WHAT YOU ARE ASKED TO DO
Go through the records and copy each line where the word "叶卡捷琳娜" occurs.

Saved entries
/---

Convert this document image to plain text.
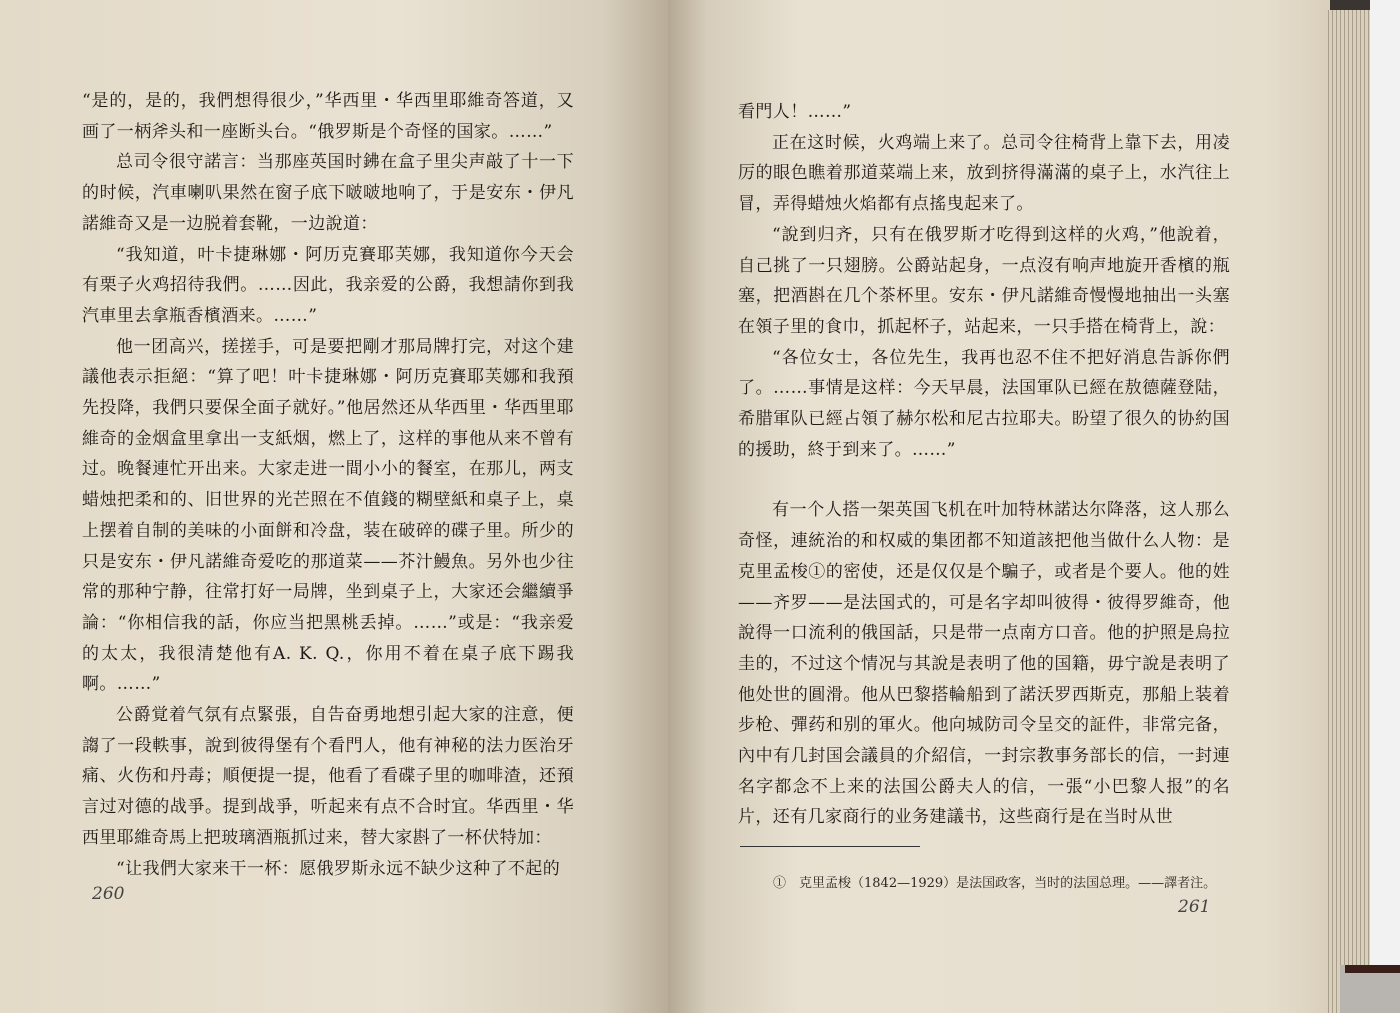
“是的，是的，我們想得很少，”华西里・华西里耶維奇答道，又画了一柄斧头和一座断头台。“俄罗斯是个奇怪的国家。……”

总司令很守諾言：当那座英国时鉘在盒子里尖声敲了十一下的时候，汽車喇叭果然在窗子底下啵啵地响了，于是安东・伊凡諾維奇又是一边脱着套靴，一边說道：

“我知道，叶卡捷琳娜・阿历克賽耶芙娜，我知道你今天会有栗子火鸡招待我們。……因此，我亲爱的公爵，我想請你到我汽車里去拿瓶香檳酒来。……”

他一团高兴，搓搓手，可是要把剛才那局牌打完，对这个建議他表示拒絕：“算了吧！叶卡捷琳娜・阿历克賽耶芙娜和我預先投降，我們只要保全面子就好。”他居然还从华西里・华西里耶維奇的金烟盒里拿出一支紙烟，燃上了，这样的事他从来不曾有过。晚餐連忙开出来。大家走进一間小小的餐室，在那儿，两支蜡烛把柔和的、旧世界的光芒照在不值錢的糊壁紙和桌子上，桌上摆着自制的美味的小面餅和冷盘，装在破碎的碟子里。所少的只是安东・伊凡諾維奇爱吃的那道菜——芥汁鰻魚。另外也少往常的那种宁静，往常打好一局牌，坐到桌子上，大家还会繼續爭論：“你相信我的話，你应当把黑桃丢掉。……”或是：“我亲爱的太太，我很清楚他有A. K. Q.，你用不着在桌子底下踢我啊。……”

公爵覚着气氛有点緊張，自告奋勇地想引起大家的注意，便謅了一段軼事，說到彼得堡有个看門人，他有神秘的法力医治牙痛、火伤和丹毒；順便提一提，他看了看碟子里的咖啡渣，还預言过对德的战爭。提到战爭，听起来有点不合时宜。华西里・华西里耶維奇馬上把玻璃酒瓶抓过来，替大家斟了一杯伏特加：

“让我們大家来干一杯：愿俄罗斯永远不缺少这种了不起的

260

看門人！……”

正在这时候，火鸡端上来了。总司令往椅背上靠下去，用凌厉的眼色瞧着那道菜端上来，放到挤得滿滿的桌子上，水汽往上冒，弄得蜡烛火焰都有点搖曳起来了。

“說到归齐，只有在俄罗斯才吃得到这样的火鸡，”他說着，自己挑了一只翅膀。公爵站起身，一点沒有响声地旋开香檳的瓶塞，把酒斟在几个茶杯里。安东・伊凡諾維奇慢慢地抽出一头塞在領子里的食巾，抓起杯子，站起来，一只手搭在椅背上，說：

“各位女士，各位先生，我再也忍不住不把好消息告訴你們了。……事情是这样：今天早晨，法国軍队已經在敖德薩登陆，希腊軍队已經占領了赫尔松和尼古拉耶夫。盼望了很久的协約国的援助，終于到来了。……”

有一个人搭一架英国飞机在叶加特林諾达尔降落，这人那么奇怪，連統治的和权威的集团都不知道該把他当做什么人物：是克里孟梭①的密使，还是仅仅是个騙子，或者是个要人。他的姓——齐罗——是法国式的，可是名字却叫彼得・彼得罗維奇，他說得一口流利的俄国話，只是带一点南方口音。他的护照是烏拉圭的，不过这个情况与其說是表明了他的国籍，毋宁說是表明了他处世的圓滑。他从巴黎搭輪船到了諾沃罗西斯克，那船上装着步枪、彈药和别的軍火。他向城防司令呈交的証件，非常完备，內中有几封国会議員的介紹信，一封宗教事务部长的信，一封連名字都念不上来的法国公爵夫人的信，一張“小巴黎人报”的名片，还有几家商行的业务建議书，这些商行是在当时从世

①　克里孟梭（1842—1929）是法国政客，当时的法国总理。——譯者注。
261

\---

THE RESULT
“我知道，叶卡捷琳娜・阿历克賽耶芙娜，我知道你今天会有栗子火鸡招待我們。……因此，我亲爱的公爵，我想請你到我汽車里去拿瓶香檳酒来。……”
他一团高兴，搓搓手，可是要把剛才那局牌打完，对这个建議他表示拒絕：“算了吧！叶卡捷琳娜・阿历克賽耶芙娜和我預先投降，我們只要保全面子就好。”他居然还从华西里・华西里耶維奇的金烟盒里拿出一支紙烟，燃上了，这样的事他从来不曾有过。晚餐連忙开出来。大家走进一間小小的餐室，在那儿，两支蜡烛把柔和的、旧世界的光芒照在不值錢的糊壁紙和桌子上，桌上摆着自制的美味的小面餅和冷盘，装在破碎的碟子里。所少的只是安东・伊凡諾維奇爱吃的那道菜——芥汁鰻魚。另外也少往常的那种宁静，往常打好一局牌，坐到桌子上，大家还会繼續爭論：“你相信我的話，你应当把黑桃丢掉。……”或是：“我亲爱的太太，我很清楚他有A. K. Q.，你用不着在桌子底下踢我啊。……”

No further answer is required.